** Start of Extracted entries **

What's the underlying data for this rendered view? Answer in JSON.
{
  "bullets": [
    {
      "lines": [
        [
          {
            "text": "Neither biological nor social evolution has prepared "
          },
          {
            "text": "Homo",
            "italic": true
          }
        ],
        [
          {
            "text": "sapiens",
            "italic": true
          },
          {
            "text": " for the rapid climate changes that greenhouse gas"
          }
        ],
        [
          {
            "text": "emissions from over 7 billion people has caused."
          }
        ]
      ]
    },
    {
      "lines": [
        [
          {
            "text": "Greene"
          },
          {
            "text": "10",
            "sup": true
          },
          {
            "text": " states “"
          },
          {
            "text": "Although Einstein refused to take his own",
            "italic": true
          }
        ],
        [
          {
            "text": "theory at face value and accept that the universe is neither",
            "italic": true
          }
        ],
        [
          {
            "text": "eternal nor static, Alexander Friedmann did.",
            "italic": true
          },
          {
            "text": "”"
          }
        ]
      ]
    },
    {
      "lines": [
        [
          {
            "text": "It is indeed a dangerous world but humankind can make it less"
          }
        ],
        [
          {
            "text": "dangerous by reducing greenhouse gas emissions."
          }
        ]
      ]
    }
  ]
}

** End of Extracted entries **
** Start of Extracted entries **

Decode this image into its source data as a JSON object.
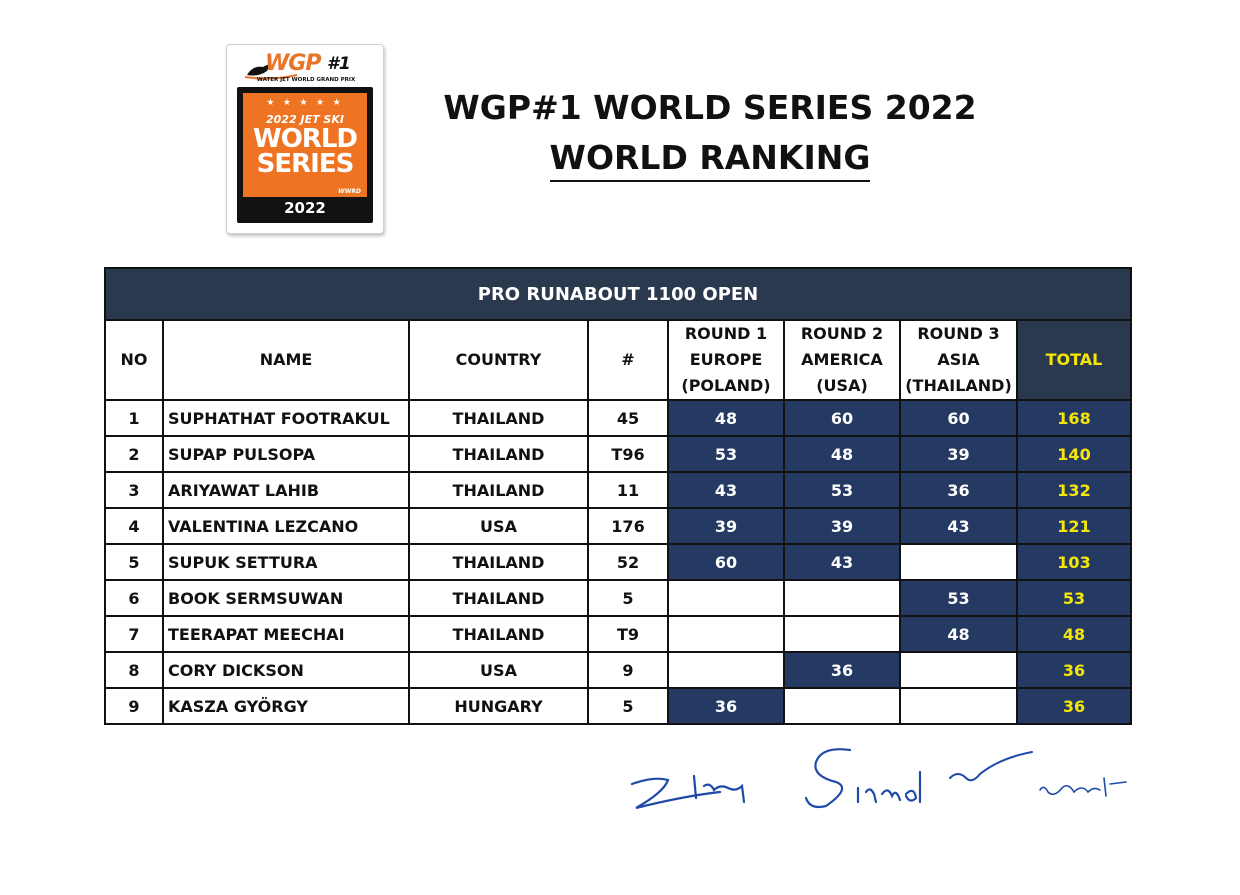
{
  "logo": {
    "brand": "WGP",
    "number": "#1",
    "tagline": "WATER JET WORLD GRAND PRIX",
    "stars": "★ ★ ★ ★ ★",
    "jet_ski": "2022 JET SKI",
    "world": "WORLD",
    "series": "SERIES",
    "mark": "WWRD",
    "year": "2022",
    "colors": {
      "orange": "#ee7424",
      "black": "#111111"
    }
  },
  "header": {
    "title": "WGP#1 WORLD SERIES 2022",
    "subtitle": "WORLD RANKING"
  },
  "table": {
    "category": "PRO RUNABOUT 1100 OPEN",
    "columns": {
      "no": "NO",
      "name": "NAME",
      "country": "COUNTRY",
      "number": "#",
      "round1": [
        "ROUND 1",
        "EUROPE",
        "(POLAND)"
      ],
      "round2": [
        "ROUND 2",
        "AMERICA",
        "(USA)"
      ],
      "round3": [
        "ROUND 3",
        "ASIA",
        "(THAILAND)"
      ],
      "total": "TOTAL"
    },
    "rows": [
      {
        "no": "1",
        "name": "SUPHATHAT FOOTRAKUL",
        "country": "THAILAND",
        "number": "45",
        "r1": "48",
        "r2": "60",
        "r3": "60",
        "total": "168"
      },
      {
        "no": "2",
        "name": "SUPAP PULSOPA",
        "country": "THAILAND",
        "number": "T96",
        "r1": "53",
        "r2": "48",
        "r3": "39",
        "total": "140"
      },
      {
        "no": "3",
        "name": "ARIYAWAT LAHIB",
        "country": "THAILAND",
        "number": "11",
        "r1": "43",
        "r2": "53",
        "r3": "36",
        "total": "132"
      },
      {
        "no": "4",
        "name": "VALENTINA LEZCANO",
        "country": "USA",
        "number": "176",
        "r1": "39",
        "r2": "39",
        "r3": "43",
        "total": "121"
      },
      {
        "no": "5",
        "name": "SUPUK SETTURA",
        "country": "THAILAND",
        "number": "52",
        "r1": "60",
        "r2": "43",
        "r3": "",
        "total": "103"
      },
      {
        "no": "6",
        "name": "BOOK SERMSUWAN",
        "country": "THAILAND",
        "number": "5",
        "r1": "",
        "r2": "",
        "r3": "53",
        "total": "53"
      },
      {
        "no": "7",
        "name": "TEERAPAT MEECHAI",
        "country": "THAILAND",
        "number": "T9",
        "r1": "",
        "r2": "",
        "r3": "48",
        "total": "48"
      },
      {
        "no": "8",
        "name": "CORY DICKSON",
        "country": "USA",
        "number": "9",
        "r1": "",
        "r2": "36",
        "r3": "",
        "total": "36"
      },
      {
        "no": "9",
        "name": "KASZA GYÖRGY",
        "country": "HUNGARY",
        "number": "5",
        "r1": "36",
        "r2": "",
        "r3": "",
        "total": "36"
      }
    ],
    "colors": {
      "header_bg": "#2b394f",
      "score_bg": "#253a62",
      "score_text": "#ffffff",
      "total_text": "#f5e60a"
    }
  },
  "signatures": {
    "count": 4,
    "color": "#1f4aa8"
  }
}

** End of Extracted entries **

**What you should do**
Extract all lines containing the word "name".

**The result**
      "name": "NAME",
        "name": "SUPHATHAT FOOTRAKUL",
        "name": "SUPAP PULSOPA",
        "name": "ARIYAWAT LAHIB",
        "name": "VALENTINA LEZCANO",
        "name": "SUPUK SETTURA",
        "name": "BOOK SERMSUWAN",
        "name": "TEERAPAT MEECHAI",
        "name": "CORY DICKSON",
        "name": "KASZA GYÖRGY",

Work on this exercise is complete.